▶ [Job] Write the entries below out again exactly; any picture in them stays out.

▶ [Data shown]
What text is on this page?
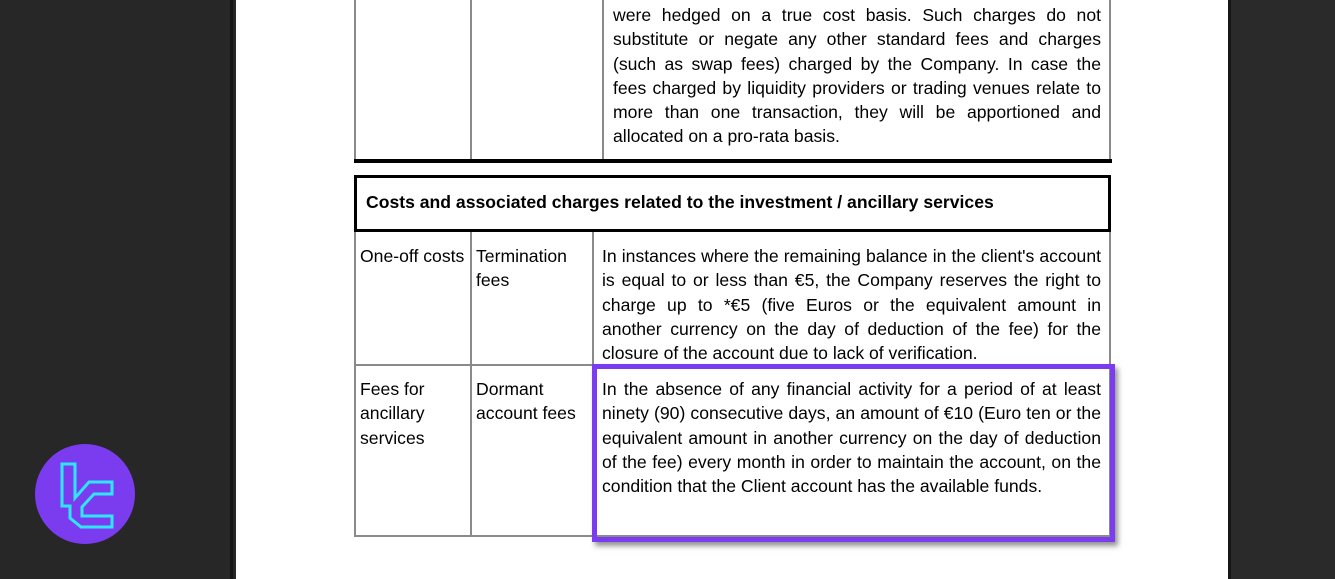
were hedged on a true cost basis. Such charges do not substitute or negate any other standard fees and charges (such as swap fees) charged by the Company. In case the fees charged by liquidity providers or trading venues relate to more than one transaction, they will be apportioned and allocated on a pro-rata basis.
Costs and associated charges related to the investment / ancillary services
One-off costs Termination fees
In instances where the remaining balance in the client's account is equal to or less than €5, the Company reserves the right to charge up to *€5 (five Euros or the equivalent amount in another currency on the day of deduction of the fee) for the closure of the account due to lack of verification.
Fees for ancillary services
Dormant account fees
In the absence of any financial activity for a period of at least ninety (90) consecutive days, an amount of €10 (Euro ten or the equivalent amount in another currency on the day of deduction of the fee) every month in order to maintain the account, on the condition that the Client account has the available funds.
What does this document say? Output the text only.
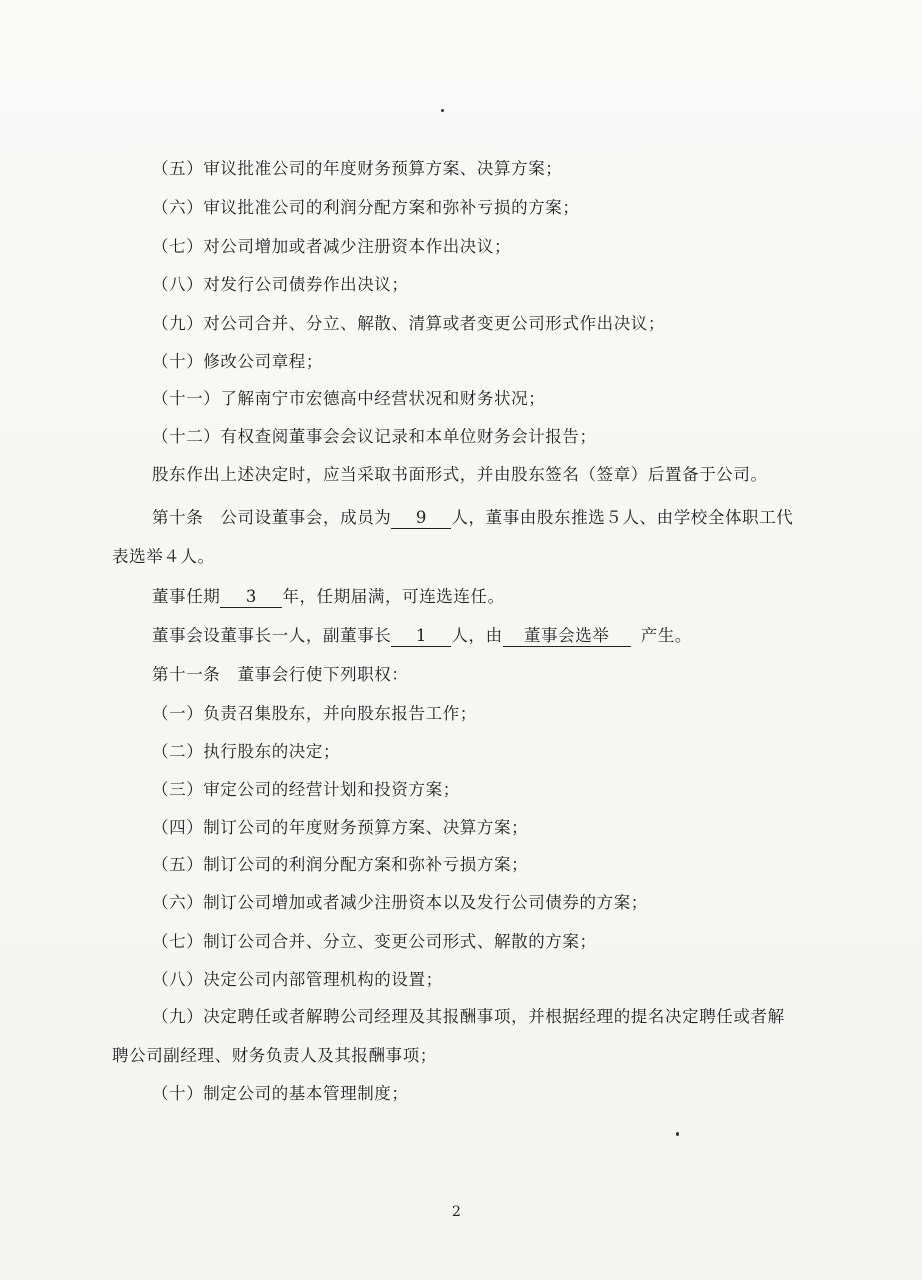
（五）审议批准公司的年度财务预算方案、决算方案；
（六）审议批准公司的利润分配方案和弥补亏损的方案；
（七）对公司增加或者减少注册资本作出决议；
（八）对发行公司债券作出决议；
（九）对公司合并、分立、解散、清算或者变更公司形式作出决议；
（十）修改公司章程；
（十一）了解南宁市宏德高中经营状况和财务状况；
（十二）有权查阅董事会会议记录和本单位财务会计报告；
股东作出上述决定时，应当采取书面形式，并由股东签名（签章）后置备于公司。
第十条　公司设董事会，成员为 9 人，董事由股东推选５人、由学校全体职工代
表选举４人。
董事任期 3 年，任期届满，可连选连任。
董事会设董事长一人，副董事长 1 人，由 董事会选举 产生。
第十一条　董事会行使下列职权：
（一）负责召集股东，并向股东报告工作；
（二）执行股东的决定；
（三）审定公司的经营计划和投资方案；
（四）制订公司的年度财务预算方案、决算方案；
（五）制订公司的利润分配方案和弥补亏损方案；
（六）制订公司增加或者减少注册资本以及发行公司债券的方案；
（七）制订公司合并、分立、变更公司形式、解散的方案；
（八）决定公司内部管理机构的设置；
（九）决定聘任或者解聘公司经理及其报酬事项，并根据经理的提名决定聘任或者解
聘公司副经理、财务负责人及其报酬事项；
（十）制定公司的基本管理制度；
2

▶ [Exercise output]
What text is on this page?
were hedged on a true cost basis. Such charges do not substitute or negate any other standard fees and charges (such as swap fees) charged by the Company. In case the fees charged by liquidity providers or trading venues relate to more than one transaction, they will be apportioned and allocated on a pro-rata basis.
Costs and associated charges related to the investment / ancillary services
One-off costs Termination fees
In instances where the remaining balance in the client's account is equal to or less than €5, the Company reserves the right to charge up to *€5 (five Euros or the equivalent amount in another currency on the day of deduction of the fee) for the closure of the account due to lack of verification.
Fees for ancillary services
Dormant account fees
In the absence of any financial activity for a period of at least ninety (90) consecutive days, an amount of €10 (Euro ten or the equivalent amount in another currency on the day of deduction of the fee) every month in order to maintain the account, on the condition that the Client account has the available funds.
What does this document say? Output the text only.
（五）审议批准公司的年度财务预算方案、决算方案；
（六）审议批准公司的利润分配方案和弥补亏损的方案；
（七）对公司增加或者减少注册资本作出决议；
（八）对发行公司债券作出决议；
（九）对公司合并、分立、解散、清算或者变更公司形式作出决议；
（十）修改公司章程；
（十一）了解南宁市宏德高中经营状况和财务状况；
（十二）有权查阅董事会会议记录和本单位财务会计报告；
股东作出上述决定时，应当采取书面形式，并由股东签名（签章）后置备于公司。
第十条　公司设董事会，成员为 9 人，董事由股东推选５人、由学校全体职工代
表选举４人。
董事任期 3 年，任期届满，可连选连任。
董事会设董事长一人，副董事长 1 人，由 董事会选举 产生。
第十一条　董事会行使下列职权：
（一）负责召集股东，并向股东报告工作；
（二）执行股东的决定；
（三）审定公司的经营计划和投资方案；
（四）制订公司的年度财务预算方案、决算方案；
（五）制订公司的利润分配方案和弥补亏损方案；
（六）制订公司增加或者减少注册资本以及发行公司债券的方案；
（七）制订公司合并、分立、变更公司形式、解散的方案；
（八）决定公司内部管理机构的设置；
（九）决定聘任或者解聘公司经理及其报酬事项，并根据经理的提名决定聘任或者解
聘公司副经理、财务负责人及其报酬事项；
（十）制定公司的基本管理制度；
2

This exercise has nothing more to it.